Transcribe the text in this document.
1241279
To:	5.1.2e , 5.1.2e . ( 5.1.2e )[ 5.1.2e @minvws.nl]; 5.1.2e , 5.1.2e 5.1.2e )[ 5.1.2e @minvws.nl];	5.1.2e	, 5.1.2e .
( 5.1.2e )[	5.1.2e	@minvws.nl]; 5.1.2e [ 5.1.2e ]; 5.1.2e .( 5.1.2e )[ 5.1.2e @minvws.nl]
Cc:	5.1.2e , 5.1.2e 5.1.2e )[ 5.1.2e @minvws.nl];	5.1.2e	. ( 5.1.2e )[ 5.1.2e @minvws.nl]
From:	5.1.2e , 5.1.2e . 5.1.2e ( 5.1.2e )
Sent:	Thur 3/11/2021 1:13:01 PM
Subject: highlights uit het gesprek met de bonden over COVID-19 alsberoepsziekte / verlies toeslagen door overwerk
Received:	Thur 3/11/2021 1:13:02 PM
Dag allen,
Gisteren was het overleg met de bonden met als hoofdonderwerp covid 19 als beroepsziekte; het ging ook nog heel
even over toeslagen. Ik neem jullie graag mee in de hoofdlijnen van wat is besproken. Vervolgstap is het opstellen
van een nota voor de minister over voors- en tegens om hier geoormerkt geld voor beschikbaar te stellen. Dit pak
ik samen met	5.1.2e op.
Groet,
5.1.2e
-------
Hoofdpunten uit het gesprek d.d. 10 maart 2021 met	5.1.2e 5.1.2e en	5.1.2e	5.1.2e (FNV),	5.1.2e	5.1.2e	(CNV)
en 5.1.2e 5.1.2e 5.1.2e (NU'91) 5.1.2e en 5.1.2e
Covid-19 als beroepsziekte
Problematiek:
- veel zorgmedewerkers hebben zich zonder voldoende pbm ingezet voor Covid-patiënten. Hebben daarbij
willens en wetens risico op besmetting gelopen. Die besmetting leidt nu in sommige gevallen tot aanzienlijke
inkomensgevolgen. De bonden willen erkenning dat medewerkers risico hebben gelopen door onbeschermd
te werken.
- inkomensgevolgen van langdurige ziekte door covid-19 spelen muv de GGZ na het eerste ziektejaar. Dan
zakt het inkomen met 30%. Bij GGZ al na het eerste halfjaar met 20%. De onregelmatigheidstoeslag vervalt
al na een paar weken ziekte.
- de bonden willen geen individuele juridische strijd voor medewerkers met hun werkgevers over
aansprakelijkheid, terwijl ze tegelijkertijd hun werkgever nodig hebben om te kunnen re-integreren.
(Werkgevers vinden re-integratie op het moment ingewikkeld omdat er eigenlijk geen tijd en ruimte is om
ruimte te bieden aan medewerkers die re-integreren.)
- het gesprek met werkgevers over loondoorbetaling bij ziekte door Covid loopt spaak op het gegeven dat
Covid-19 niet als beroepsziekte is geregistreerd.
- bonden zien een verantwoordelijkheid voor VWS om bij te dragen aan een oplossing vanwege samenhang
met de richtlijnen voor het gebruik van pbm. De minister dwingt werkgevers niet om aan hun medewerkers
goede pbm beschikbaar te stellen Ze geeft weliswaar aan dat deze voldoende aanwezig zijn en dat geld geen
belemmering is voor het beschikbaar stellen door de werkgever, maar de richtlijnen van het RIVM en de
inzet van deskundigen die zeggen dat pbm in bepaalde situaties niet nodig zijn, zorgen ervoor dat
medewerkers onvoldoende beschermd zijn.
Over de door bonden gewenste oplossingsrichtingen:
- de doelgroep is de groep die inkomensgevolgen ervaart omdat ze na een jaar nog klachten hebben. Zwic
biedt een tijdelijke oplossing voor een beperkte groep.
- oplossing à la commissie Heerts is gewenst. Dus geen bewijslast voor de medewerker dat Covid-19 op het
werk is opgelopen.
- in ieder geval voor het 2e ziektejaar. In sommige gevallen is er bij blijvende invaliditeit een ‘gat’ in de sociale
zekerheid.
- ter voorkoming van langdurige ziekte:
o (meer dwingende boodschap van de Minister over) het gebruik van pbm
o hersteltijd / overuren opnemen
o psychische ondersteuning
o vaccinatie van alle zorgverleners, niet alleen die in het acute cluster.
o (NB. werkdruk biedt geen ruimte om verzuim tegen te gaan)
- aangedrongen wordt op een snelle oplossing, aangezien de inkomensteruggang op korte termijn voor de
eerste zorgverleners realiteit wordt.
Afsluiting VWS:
□ □ □ □ □
### Work to be completed
Retype the material above, line by line, exactly.

### Output of the task
Transcribe the text in this document.
1241279
To:	5.1.2e , 5.1.2e . ( 5.1.2e )[ 5.1.2e @minvws.nl]; 5.1.2e , 5.1.2e 5.1.2e )[ 5.1.2e @minvws.nl];	5.1.2e	, 5.1.2e .
( 5.1.2e )[	5.1.2e	@minvws.nl]; 5.1.2e [ 5.1.2e ]; 5.1.2e .( 5.1.2e )[ 5.1.2e @minvws.nl]
Cc:	5.1.2e , 5.1.2e 5.1.2e )[ 5.1.2e @minvws.nl];	5.1.2e	. ( 5.1.2e )[ 5.1.2e @minvws.nl]
From:	5.1.2e , 5.1.2e . 5.1.2e ( 5.1.2e )
Sent:	Thur 3/11/2021 1:13:01 PM
Subject: highlights uit het gesprek met de bonden over COVID-19 alsberoepsziekte / verlies toeslagen door overwerk
Received:	Thur 3/11/2021 1:13:02 PM
Dag allen,
Gisteren was het overleg met de bonden met als hoofdonderwerp covid 19 als beroepsziekte; het ging ook nog heel
even over toeslagen. Ik neem jullie graag mee in de hoofdlijnen van wat is besproken. Vervolgstap is het opstellen
van een nota voor de minister over voors- en tegens om hier geoormerkt geld voor beschikbaar te stellen. Dit pak
ik samen met	5.1.2e op.
Groet,
5.1.2e
-------
Hoofdpunten uit het gesprek d.d. 10 maart 2021 met	5.1.2e 5.1.2e en	5.1.2e	5.1.2e (FNV),	5.1.2e	5.1.2e	(CNV)
en 5.1.2e 5.1.2e 5.1.2e (NU'91) 5.1.2e en 5.1.2e
Covid-19 als beroepsziekte
Problematiek:
- veel zorgmedewerkers hebben zich zonder voldoende pbm ingezet voor Covid-patiënten. Hebben daarbij
willens en wetens risico op besmetting gelopen. Die besmetting leidt nu in sommige gevallen tot aanzienlijke
inkomensgevolgen. De bonden willen erkenning dat medewerkers risico hebben gelopen door onbeschermd
te werken.
- inkomensgevolgen van langdurige ziekte door covid-19 spelen muv de GGZ na het eerste ziektejaar. Dan
zakt het inkomen met 30%. Bij GGZ al na het eerste halfjaar met 20%. De onregelmatigheidstoeslag vervalt
al na een paar weken ziekte.
- de bonden willen geen individuele juridische strijd voor medewerkers met hun werkgevers over
aansprakelijkheid, terwijl ze tegelijkertijd hun werkgever nodig hebben om te kunnen re-integreren.
(Werkgevers vinden re-integratie op het moment ingewikkeld omdat er eigenlijk geen tijd en ruimte is om
ruimte te bieden aan medewerkers die re-integreren.)
- het gesprek met werkgevers over loondoorbetaling bij ziekte door Covid loopt spaak op het gegeven dat
Covid-19 niet als beroepsziekte is geregistreerd.
- bonden zien een verantwoordelijkheid voor VWS om bij te dragen aan een oplossing vanwege samenhang
met de richtlijnen voor het gebruik van pbm. De minister dwingt werkgevers niet om aan hun medewerkers
goede pbm beschikbaar te stellen Ze geeft weliswaar aan dat deze voldoende aanwezig zijn en dat geld geen
belemmering is voor het beschikbaar stellen door de werkgever, maar de richtlijnen van het RIVM en de
inzet van deskundigen die zeggen dat pbm in bepaalde situaties niet nodig zijn, zorgen ervoor dat
medewerkers onvoldoende beschermd zijn.
Over de door bonden gewenste oplossingsrichtingen:
- de doelgroep is de groep die inkomensgevolgen ervaart omdat ze na een jaar nog klachten hebben. Zwic
biedt een tijdelijke oplossing voor een beperkte groep.
- oplossing à la commissie Heerts is gewenst. Dus geen bewijslast voor de medewerker dat Covid-19 op het
werk is opgelopen.
- in ieder geval voor het 2e ziektejaar. In sommige gevallen is er bij blijvende invaliditeit een ‘gat’ in de sociale
zekerheid.
- ter voorkoming van langdurige ziekte:
o (meer dwingende boodschap van de Minister over) het gebruik van pbm
o hersteltijd / overuren opnemen
o psychische ondersteuning
o vaccinatie van alle zorgverleners, niet alleen die in het acute cluster.
o (NB. werkdruk biedt geen ruimte om verzuim tegen te gaan)
- aangedrongen wordt op een snelle oplossing, aangezien de inkomensteruggang op korte termijn voor de
eerste zorgverleners realiteit wordt.
Afsluiting VWS:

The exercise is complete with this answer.